Below are the records; collect from them each line containing the string "ASPEKTY".
---
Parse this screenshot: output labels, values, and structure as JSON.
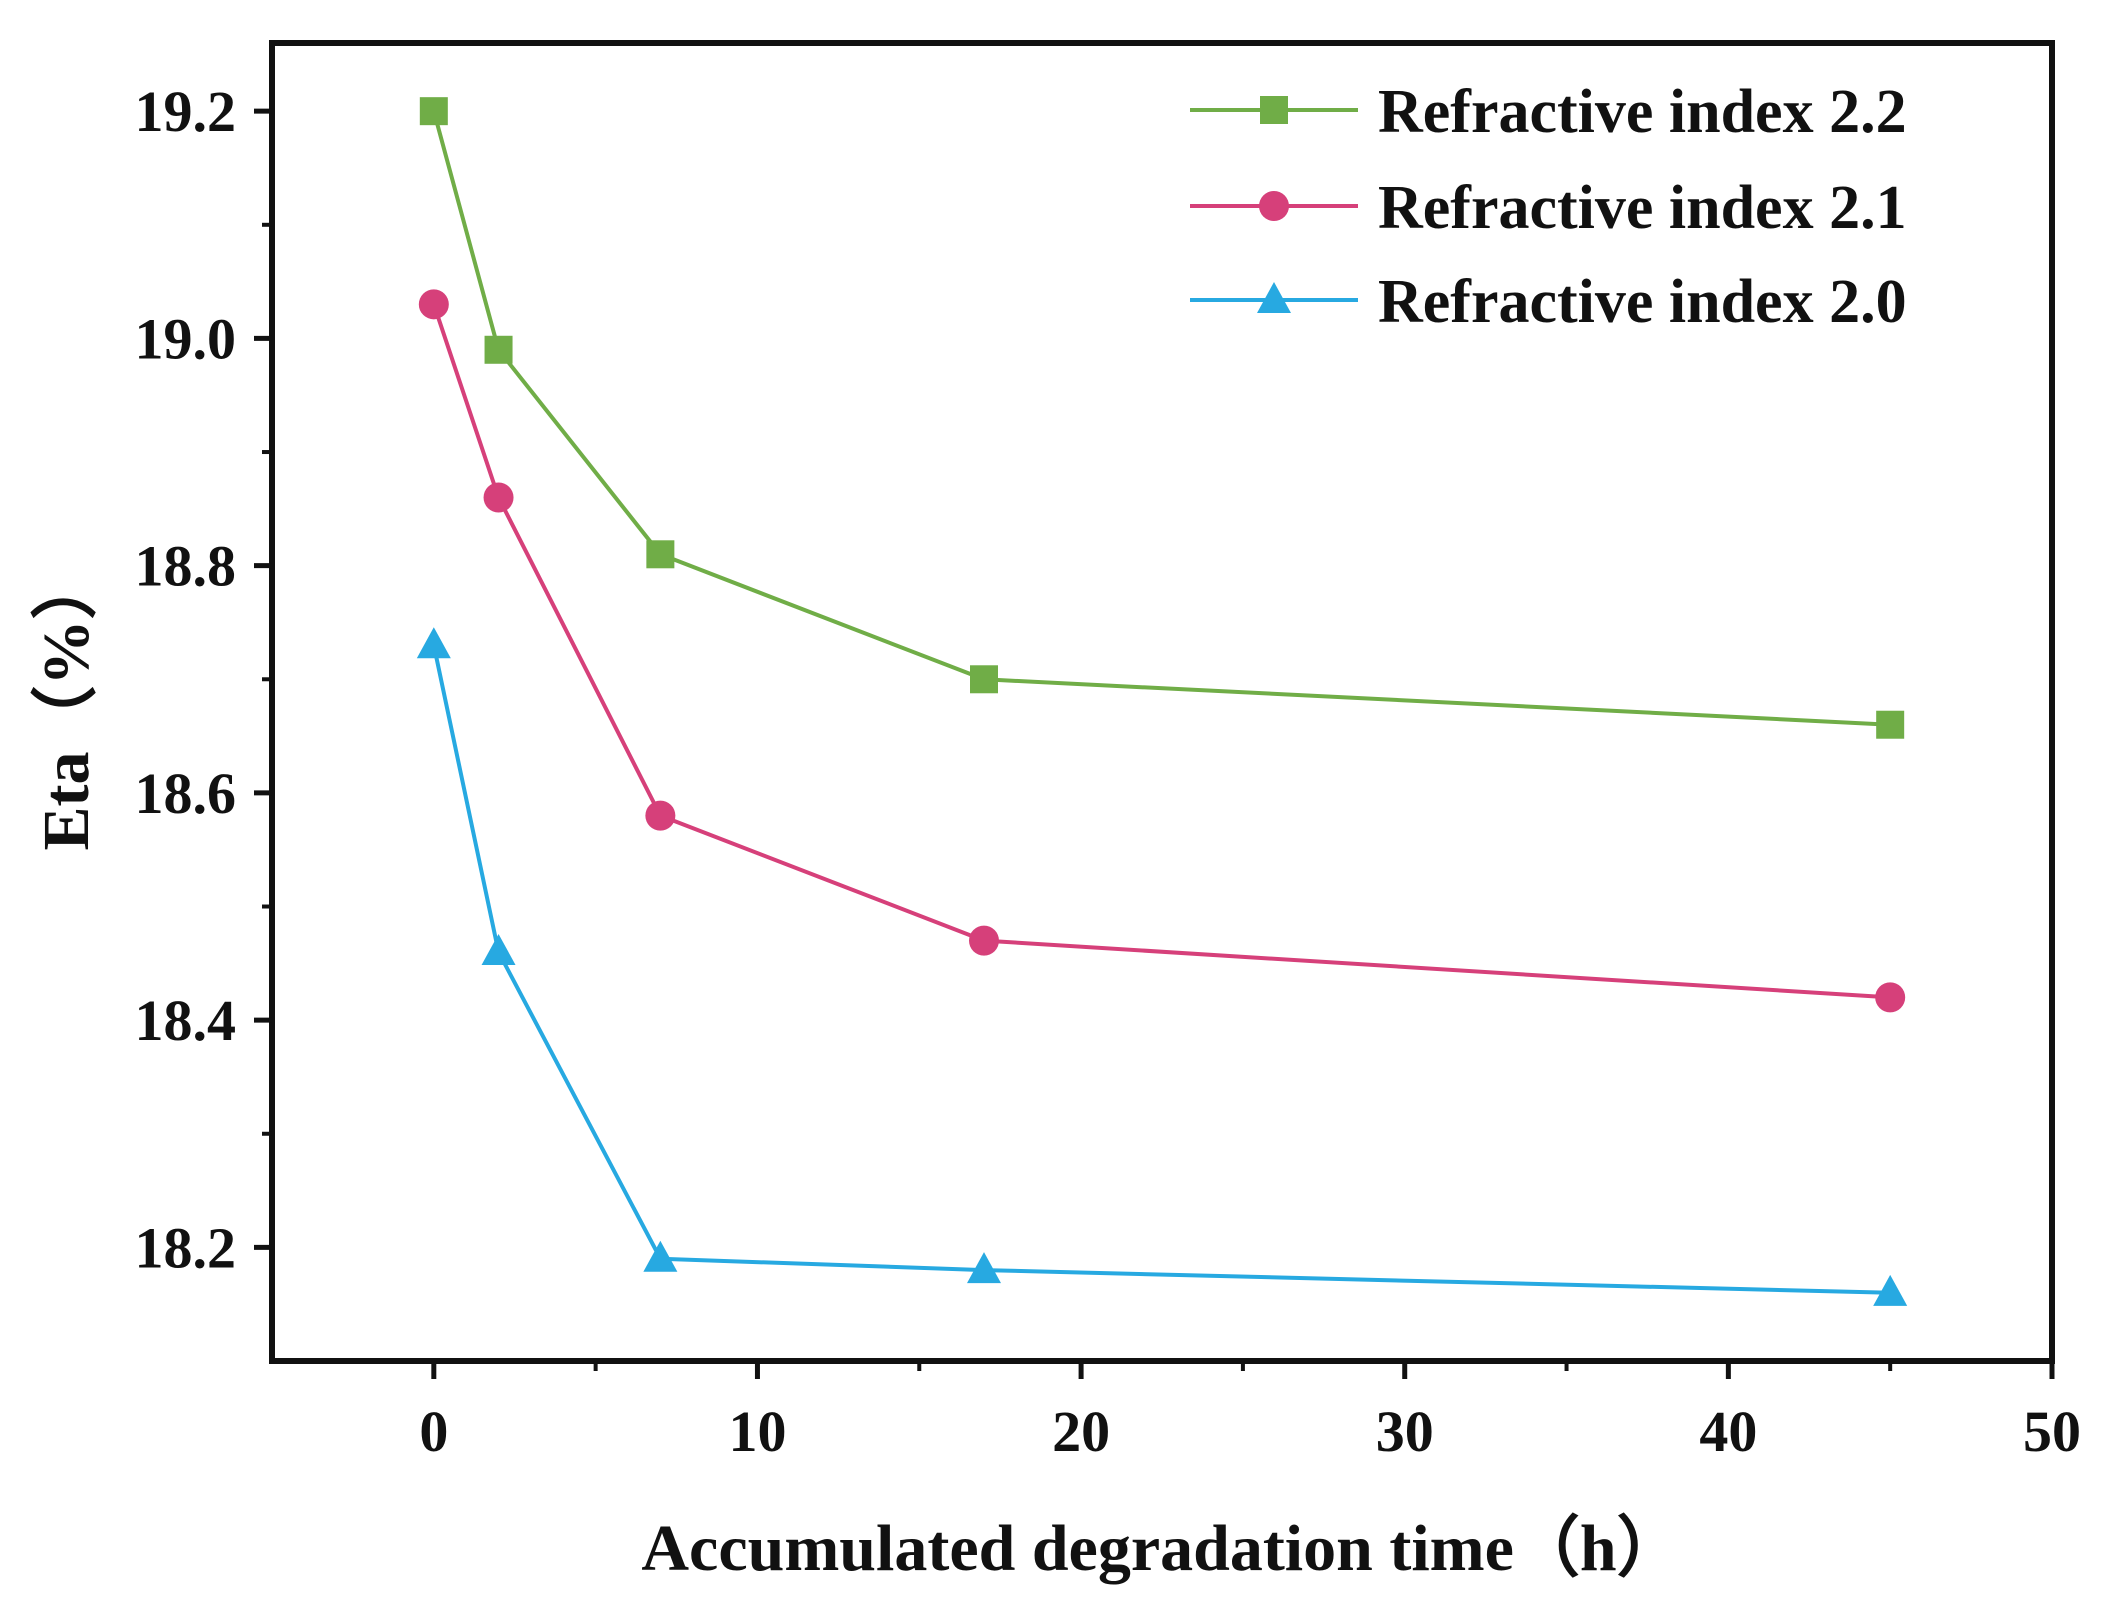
{
  "chart_data": {
    "type": "line",
    "title": "",
    "xlabel": "Accumulated degradation time（h）",
    "ylabel": "Eta（%）",
    "xlim": [
      -5,
      50
    ],
    "ylim": [
      18.1,
      19.26
    ],
    "xticks": [
      0,
      10,
      20,
      30,
      40,
      50
    ],
    "xtick_labels": [
      "0",
      "10",
      "20",
      "30",
      "40",
      "50"
    ],
    "xminor": [
      5,
      15,
      25,
      35,
      45
    ],
    "yticks": [
      18.2,
      18.4,
      18.6,
      18.8,
      19.0,
      19.2
    ],
    "ytick_labels": [
      "18.2",
      "18.4",
      "18.6",
      "18.8",
      "19.0",
      "19.2"
    ],
    "yminor": [
      18.3,
      18.5,
      18.7,
      18.9,
      19.1
    ],
    "grid": false,
    "legend_position": "top-right",
    "x": [
      0,
      2,
      7,
      17,
      45
    ],
    "series": [
      {
        "name": "Refractive index 2.2",
        "marker": "square",
        "color": "#70ad47",
        "values": [
          19.2,
          18.99,
          18.81,
          18.7,
          18.66
        ]
      },
      {
        "name": "Refractive index 2.1",
        "marker": "circle",
        "color": "#d6407a",
        "values": [
          19.03,
          18.86,
          18.58,
          18.47,
          18.42
        ]
      },
      {
        "name": "Refractive index 2.0",
        "marker": "triangle",
        "color": "#27a9e1",
        "values": [
          18.73,
          18.46,
          18.19,
          18.18,
          18.16
        ]
      }
    ]
  }
}
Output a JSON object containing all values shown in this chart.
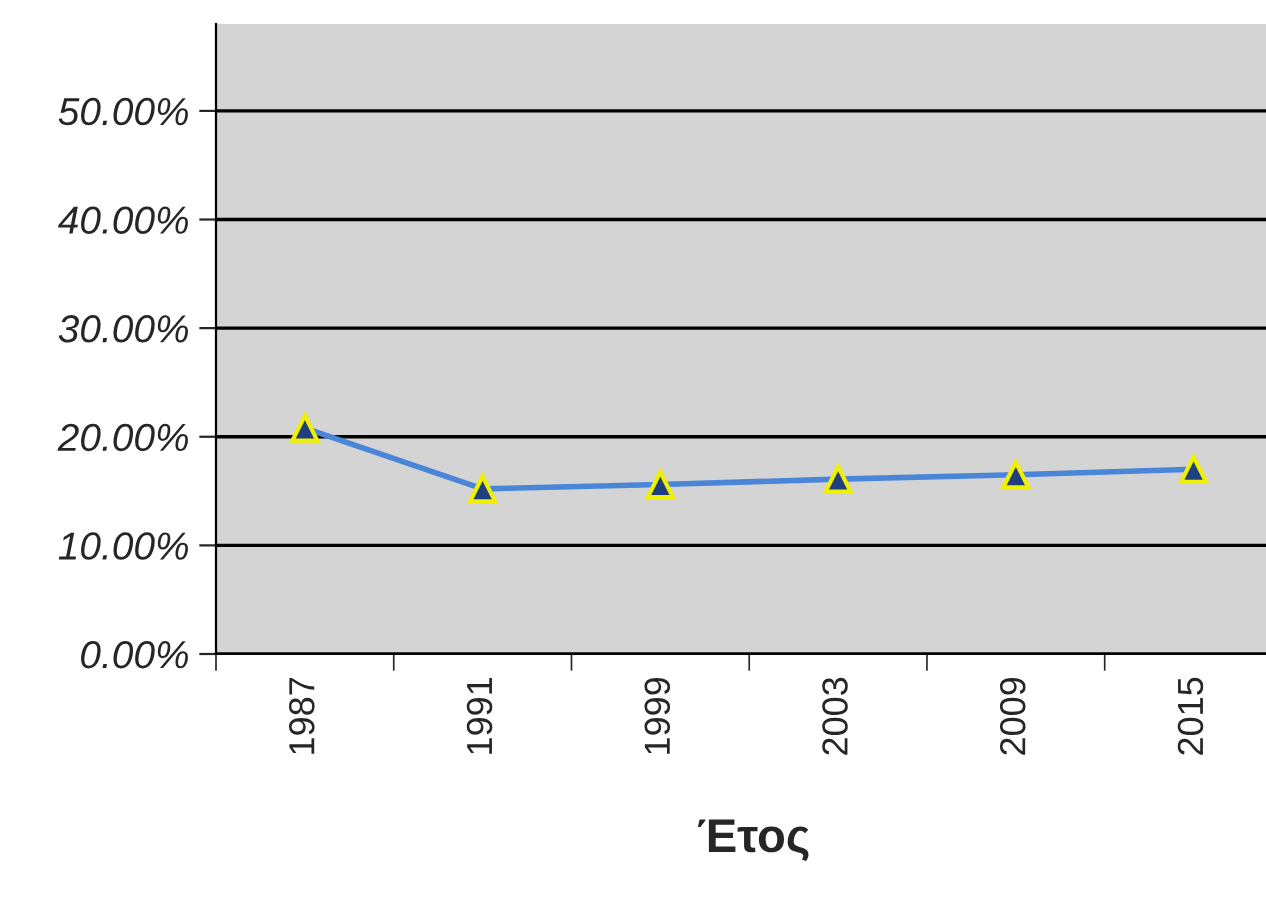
{
  "chart_data": {
    "type": "line",
    "xlabel": "Έτος",
    "categories": [
      "1987",
      "1991",
      "1999",
      "2003",
      "2009",
      "2015"
    ],
    "series": [
      {
        "color": "#4a86d8",
        "values": [
          20.8,
          15.2,
          15.6,
          16.1,
          16.5,
          17.0
        ]
      }
    ],
    "marker": "triangle",
    "line_style": "solid",
    "ylim": [
      0,
      58
    ],
    "yticks": [
      {
        "value": 0,
        "label": "0.00%"
      },
      {
        "value": 10,
        "label": "10.00%"
      },
      {
        "value": 20,
        "label": "20.00%"
      },
      {
        "value": 30,
        "label": "30.00%"
      },
      {
        "value": 40,
        "label": "40.00%"
      },
      {
        "value": 50,
        "label": "50.00%"
      }
    ],
    "grid": "y"
  }
}
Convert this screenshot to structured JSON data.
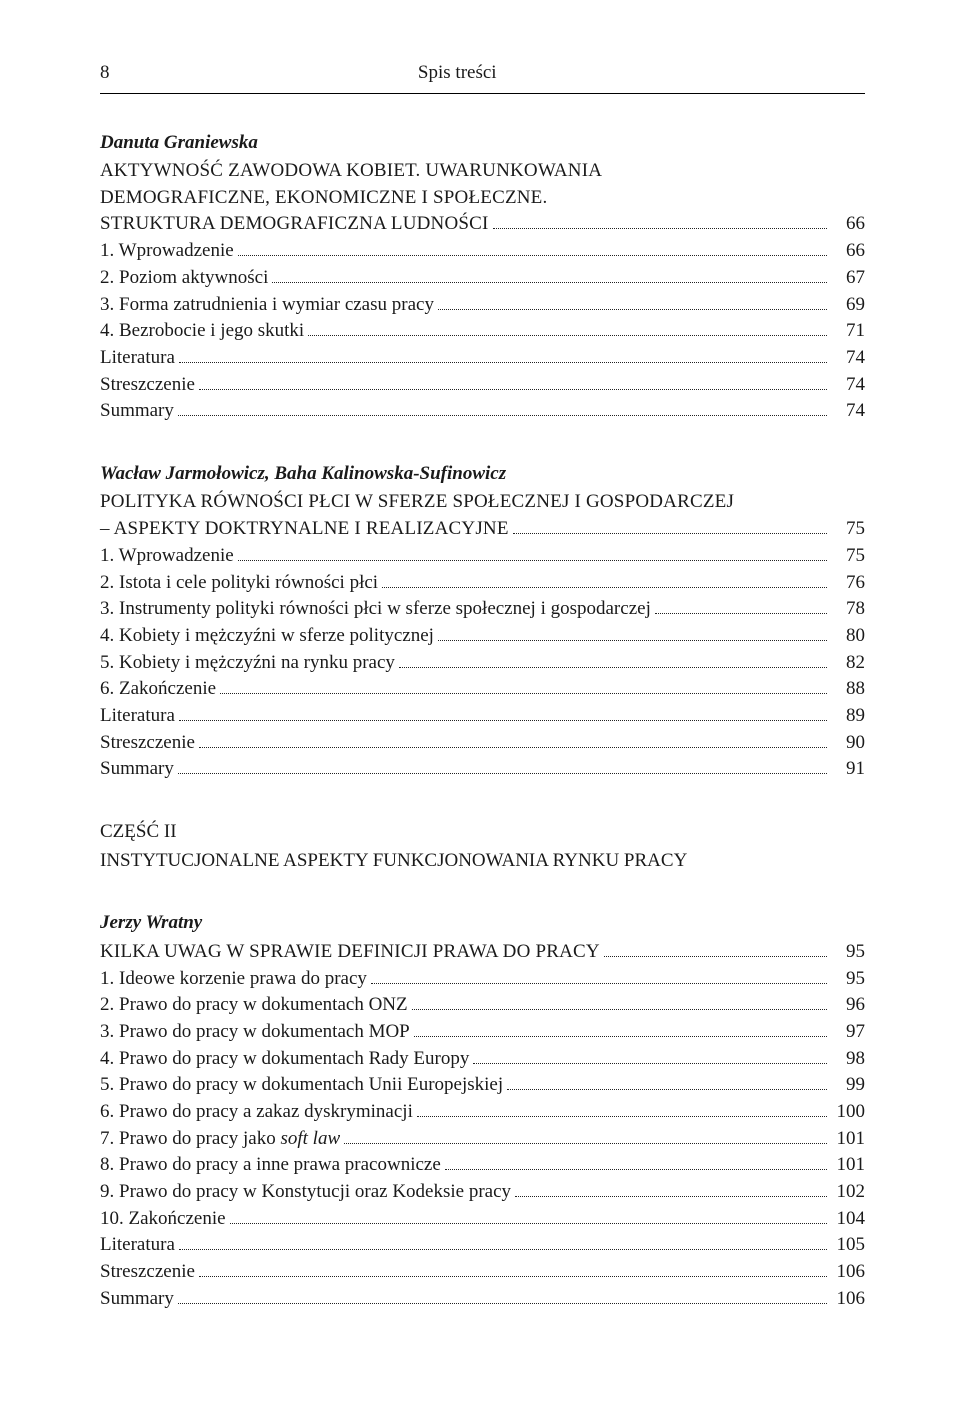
{
  "colors": {
    "background": "#ffffff",
    "text": "#1a1a1a",
    "rule": "#000000",
    "dots": "#222222"
  },
  "typography": {
    "family": "Times New Roman",
    "base_size_pt": 14,
    "line_height": 1.4
  },
  "page_number": "8",
  "running_title": "Spis treści",
  "sections": [
    {
      "author": "Danuta Graniewska",
      "title_lines": [
        "AKTYWNOŚĆ ZAWODOWA KOBIET. UWARUNKOWANIA",
        "DEMOGRAFICZNE, EKONOMICZNE I SPOŁECZNE."
      ],
      "title_with_page": {
        "label": "STRUKTURA DEMOGRAFICZNA LUDNOŚCI",
        "page": "66"
      },
      "entries": [
        {
          "label": "1. Wprowadzenie",
          "page": "66"
        },
        {
          "label": "2. Poziom aktywności",
          "page": "67"
        },
        {
          "label": "3. Forma zatrudnienia i wymiar czasu pracy",
          "page": "69"
        },
        {
          "label": "4. Bezrobocie i jego skutki",
          "page": "71"
        },
        {
          "label": "Literatura",
          "page": "74"
        },
        {
          "label": "Streszczenie",
          "page": "74"
        },
        {
          "label": "Summary",
          "page": "74"
        }
      ]
    },
    {
      "author": "Wacław Jarmołowicz, Baha Kalinowska-Sufinowicz",
      "title_lines": [
        "POLITYKA RÓWNOŚCI PŁCI W SFERZE SPOŁECZNEJ I GOSPODARCZEJ"
      ],
      "title_with_page": {
        "label": "– ASPEKTY DOKTRYNALNE I REALIZACYJNE",
        "page": "75"
      },
      "entries": [
        {
          "label": "1. Wprowadzenie",
          "page": "75"
        },
        {
          "label": "2. Istota i cele polityki równości płci",
          "page": "76"
        },
        {
          "label": "3. Instrumenty polityki równości płci w sferze społecznej i gospodarczej",
          "page": "78"
        },
        {
          "label": "4. Kobiety i mężczyźni w sferze politycznej",
          "page": "80"
        },
        {
          "label": "5. Kobiety i mężczyźni na rynku pracy",
          "page": "82"
        },
        {
          "label": "6. Zakończenie",
          "page": "88"
        },
        {
          "label": "Literatura",
          "page": "89"
        },
        {
          "label": "Streszczenie",
          "page": "90"
        },
        {
          "label": "Summary",
          "page": "91"
        }
      ]
    }
  ],
  "part": {
    "heading": "CZĘŚĆ II",
    "subtitle": "INSTYTUCJONALNE ASPEKTY FUNKCJONOWANIA RYNKU PRACY"
  },
  "sections_after_part": [
    {
      "author": "Jerzy Wratny",
      "title_with_page": {
        "label": "KILKA UWAG W SPRAWIE DEFINICJI PRAWA DO PRACY",
        "page": "95"
      },
      "entries": [
        {
          "label": "1. Ideowe korzenie prawa do pracy",
          "page": "95"
        },
        {
          "label": "2. Prawo do pracy w dokumentach ONZ",
          "page": "96"
        },
        {
          "label": "3. Prawo do pracy w dokumentach MOP",
          "page": "97"
        },
        {
          "label": "4. Prawo do pracy w dokumentach Rady Europy",
          "page": "98"
        },
        {
          "label": "5. Prawo do pracy w dokumentach Unii Europejskiej",
          "page": "99"
        },
        {
          "label": "6. Prawo do pracy a zakaz dyskryminacji",
          "page": "100"
        },
        {
          "label": "7. Prawo do pracy jako ",
          "italic_suffix": "soft law",
          "page": "101"
        },
        {
          "label": "8. Prawo do pracy a inne prawa pracownicze",
          "page": "101"
        },
        {
          "label": "9. Prawo do pracy w Konstytucji oraz Kodeksie pracy",
          "page": "102"
        },
        {
          "label": "10. Zakończenie",
          "page": "104"
        },
        {
          "label": "Literatura",
          "page": "105"
        },
        {
          "label": "Streszczenie",
          "page": "106"
        },
        {
          "label": "Summary",
          "page": "106"
        }
      ]
    }
  ]
}
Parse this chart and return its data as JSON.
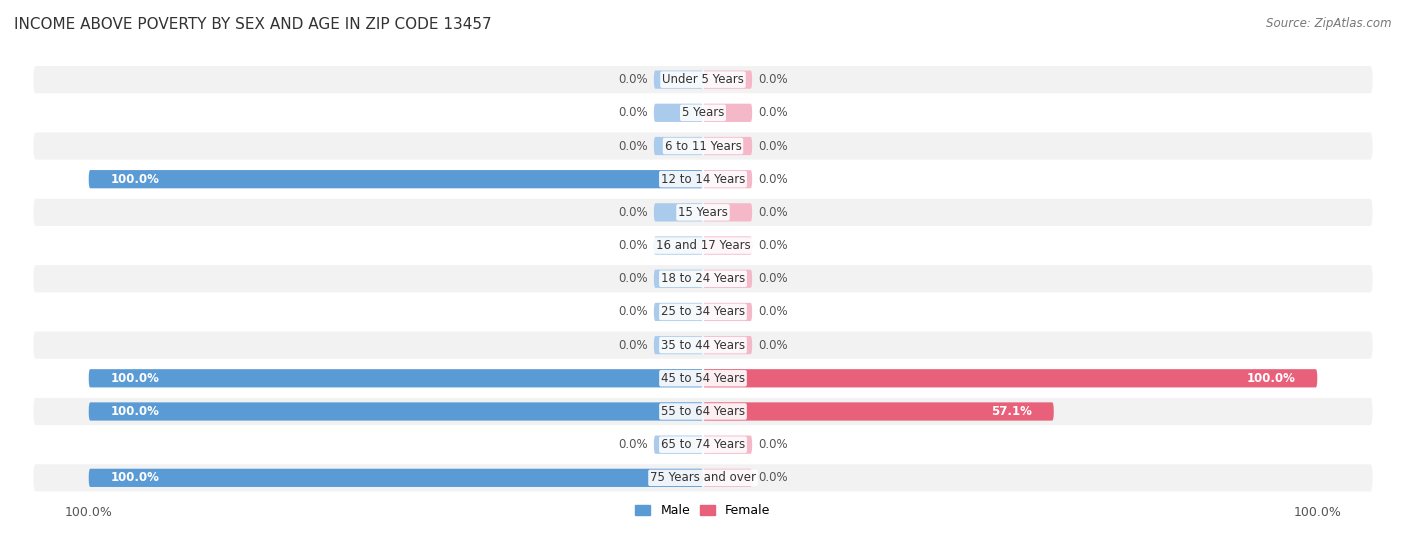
{
  "title": "INCOME ABOVE POVERTY BY SEX AND AGE IN ZIP CODE 13457",
  "source": "Source: ZipAtlas.com",
  "age_groups": [
    "Under 5 Years",
    "5 Years",
    "6 to 11 Years",
    "12 to 14 Years",
    "15 Years",
    "16 and 17 Years",
    "18 to 24 Years",
    "25 to 34 Years",
    "35 to 44 Years",
    "45 to 54 Years",
    "55 to 64 Years",
    "65 to 74 Years",
    "75 Years and over"
  ],
  "male_values": [
    0.0,
    0.0,
    0.0,
    100.0,
    0.0,
    0.0,
    0.0,
    0.0,
    0.0,
    100.0,
    100.0,
    0.0,
    100.0
  ],
  "female_values": [
    0.0,
    0.0,
    0.0,
    0.0,
    0.0,
    0.0,
    0.0,
    0.0,
    0.0,
    100.0,
    57.1,
    0.0,
    0.0
  ],
  "male_color_full": "#5b9bd5",
  "male_color_stub": "#aacbeb",
  "female_color_full": "#e8607a",
  "female_color_stub": "#f4b8c8",
  "male_label": "Male",
  "female_label": "Female",
  "background_color": "#ffffff",
  "row_bg_light": "#f2f2f2",
  "row_bg_white": "#ffffff",
  "xlim": 100,
  "stub_val": 8,
  "title_fontsize": 11,
  "axis_label_fontsize": 9,
  "bar_label_fontsize": 8.5,
  "legend_fontsize": 9,
  "source_fontsize": 8.5
}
---
Worked answer:
        "label": "– ASPEKTY DOKTRYNALNE I REALIZACYJNE",
    "subtitle": "INSTYTUCJONALNE ASPEKTY FUNKCJONOWANIA RYNKU PRACY"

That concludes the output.